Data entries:
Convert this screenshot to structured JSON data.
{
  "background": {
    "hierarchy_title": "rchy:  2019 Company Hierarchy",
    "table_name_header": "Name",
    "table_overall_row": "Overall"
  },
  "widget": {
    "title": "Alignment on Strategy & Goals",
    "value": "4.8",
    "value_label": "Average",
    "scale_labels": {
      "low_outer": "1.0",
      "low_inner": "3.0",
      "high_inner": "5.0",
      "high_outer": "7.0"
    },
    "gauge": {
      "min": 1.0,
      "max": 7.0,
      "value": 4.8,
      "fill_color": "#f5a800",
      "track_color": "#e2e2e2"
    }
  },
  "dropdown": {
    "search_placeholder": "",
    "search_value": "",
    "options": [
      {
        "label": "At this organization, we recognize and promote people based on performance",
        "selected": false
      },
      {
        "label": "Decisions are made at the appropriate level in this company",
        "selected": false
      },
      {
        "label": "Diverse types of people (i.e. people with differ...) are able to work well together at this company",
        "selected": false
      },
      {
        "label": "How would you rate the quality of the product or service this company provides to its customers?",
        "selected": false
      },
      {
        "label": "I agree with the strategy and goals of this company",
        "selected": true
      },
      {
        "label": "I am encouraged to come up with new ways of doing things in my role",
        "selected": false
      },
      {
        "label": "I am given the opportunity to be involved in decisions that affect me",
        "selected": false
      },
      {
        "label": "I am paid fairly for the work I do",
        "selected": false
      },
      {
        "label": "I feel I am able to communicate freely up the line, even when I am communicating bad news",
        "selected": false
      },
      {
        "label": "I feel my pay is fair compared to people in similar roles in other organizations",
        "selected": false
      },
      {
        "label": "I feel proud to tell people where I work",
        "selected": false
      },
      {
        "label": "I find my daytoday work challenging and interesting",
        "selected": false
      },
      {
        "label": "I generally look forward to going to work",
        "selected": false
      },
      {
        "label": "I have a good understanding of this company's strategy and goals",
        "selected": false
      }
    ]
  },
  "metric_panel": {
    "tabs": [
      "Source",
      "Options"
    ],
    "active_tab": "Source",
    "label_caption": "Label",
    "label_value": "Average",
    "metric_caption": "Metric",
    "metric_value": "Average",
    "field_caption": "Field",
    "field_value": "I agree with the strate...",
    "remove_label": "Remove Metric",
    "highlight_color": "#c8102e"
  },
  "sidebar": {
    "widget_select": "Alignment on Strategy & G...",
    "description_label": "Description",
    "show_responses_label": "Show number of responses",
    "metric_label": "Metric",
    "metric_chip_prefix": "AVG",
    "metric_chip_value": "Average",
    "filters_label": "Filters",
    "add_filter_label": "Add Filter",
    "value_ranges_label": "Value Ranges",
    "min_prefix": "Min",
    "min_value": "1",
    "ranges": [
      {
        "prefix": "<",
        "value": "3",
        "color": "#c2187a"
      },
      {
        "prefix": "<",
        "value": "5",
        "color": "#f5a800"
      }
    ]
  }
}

§ **Exercise aim**
Where a line in the material above holds "people", copy that line.

§ **Answer for this exercise**
        "label": "At this organization, we recognize and promote people based on performance",
        "label": "Diverse types of people (i.e. people with differ...) are able to work well together at this company",
        "label": "I feel my pay is fair compared to people in similar roles in other organizations",
        "label": "I feel proud to tell people where I work",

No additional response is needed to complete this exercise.